Every line below should be copied exactly; drop the pictures.
begin Records supplied
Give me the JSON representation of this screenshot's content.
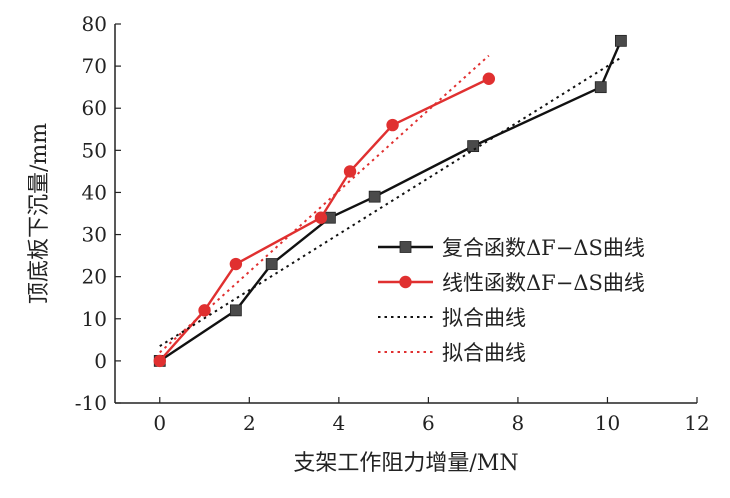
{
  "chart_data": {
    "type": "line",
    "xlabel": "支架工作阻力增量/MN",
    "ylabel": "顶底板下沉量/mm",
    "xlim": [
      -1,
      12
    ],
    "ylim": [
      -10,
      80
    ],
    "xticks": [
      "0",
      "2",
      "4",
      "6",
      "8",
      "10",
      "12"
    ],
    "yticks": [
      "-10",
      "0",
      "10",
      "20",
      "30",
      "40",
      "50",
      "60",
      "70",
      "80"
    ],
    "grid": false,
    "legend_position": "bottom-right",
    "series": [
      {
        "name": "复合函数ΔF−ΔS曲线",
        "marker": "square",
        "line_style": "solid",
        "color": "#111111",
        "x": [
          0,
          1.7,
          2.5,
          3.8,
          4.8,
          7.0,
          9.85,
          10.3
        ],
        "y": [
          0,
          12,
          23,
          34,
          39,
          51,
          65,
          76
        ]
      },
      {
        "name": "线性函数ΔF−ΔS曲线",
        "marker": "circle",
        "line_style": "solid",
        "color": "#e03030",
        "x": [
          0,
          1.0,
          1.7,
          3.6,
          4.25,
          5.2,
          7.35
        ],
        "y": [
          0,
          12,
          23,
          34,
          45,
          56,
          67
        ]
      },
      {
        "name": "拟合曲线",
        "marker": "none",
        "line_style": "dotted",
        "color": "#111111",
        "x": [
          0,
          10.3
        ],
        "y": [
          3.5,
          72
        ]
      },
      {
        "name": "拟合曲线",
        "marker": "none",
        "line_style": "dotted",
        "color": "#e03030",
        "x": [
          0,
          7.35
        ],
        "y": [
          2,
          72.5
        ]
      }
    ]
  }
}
end Records supplied
_Exercise solution_
Give me the JSON representation of this screenshot's content.
{
  "chart_data": {
    "type": "line",
    "xlabel": "支架工作阻力增量/MN",
    "ylabel": "顶底板下沉量/mm",
    "xlim": [
      -1,
      12
    ],
    "ylim": [
      -10,
      80
    ],
    "xticks": [
      "0",
      "2",
      "4",
      "6",
      "8",
      "10",
      "12"
    ],
    "yticks": [
      "-10",
      "0",
      "10",
      "20",
      "30",
      "40",
      "50",
      "60",
      "70",
      "80"
    ],
    "grid": false,
    "legend_position": "bottom-right",
    "series": [
      {
        "name": "复合函数ΔF−ΔS曲线",
        "marker": "square",
        "line_style": "solid",
        "color": "#111111",
        "x": [
          0,
          1.7,
          2.5,
          3.8,
          4.8,
          7.0,
          9.85,
          10.3
        ],
        "y": [
          0,
          12,
          23,
          34,
          39,
          51,
          65,
          76
        ]
      },
      {
        "name": "线性函数ΔF−ΔS曲线",
        "marker": "circle",
        "line_style": "solid",
        "color": "#e03030",
        "x": [
          0,
          1.0,
          1.7,
          3.6,
          4.25,
          5.2,
          7.35
        ],
        "y": [
          0,
          12,
          23,
          34,
          45,
          56,
          67
        ]
      },
      {
        "name": "拟合曲线",
        "marker": "none",
        "line_style": "dotted",
        "color": "#111111",
        "x": [
          0,
          10.3
        ],
        "y": [
          3.5,
          72
        ]
      },
      {
        "name": "拟合曲线",
        "marker": "none",
        "line_style": "dotted",
        "color": "#e03030",
        "x": [
          0,
          7.35
        ],
        "y": [
          2,
          72.5
        ]
      }
    ]
  }
}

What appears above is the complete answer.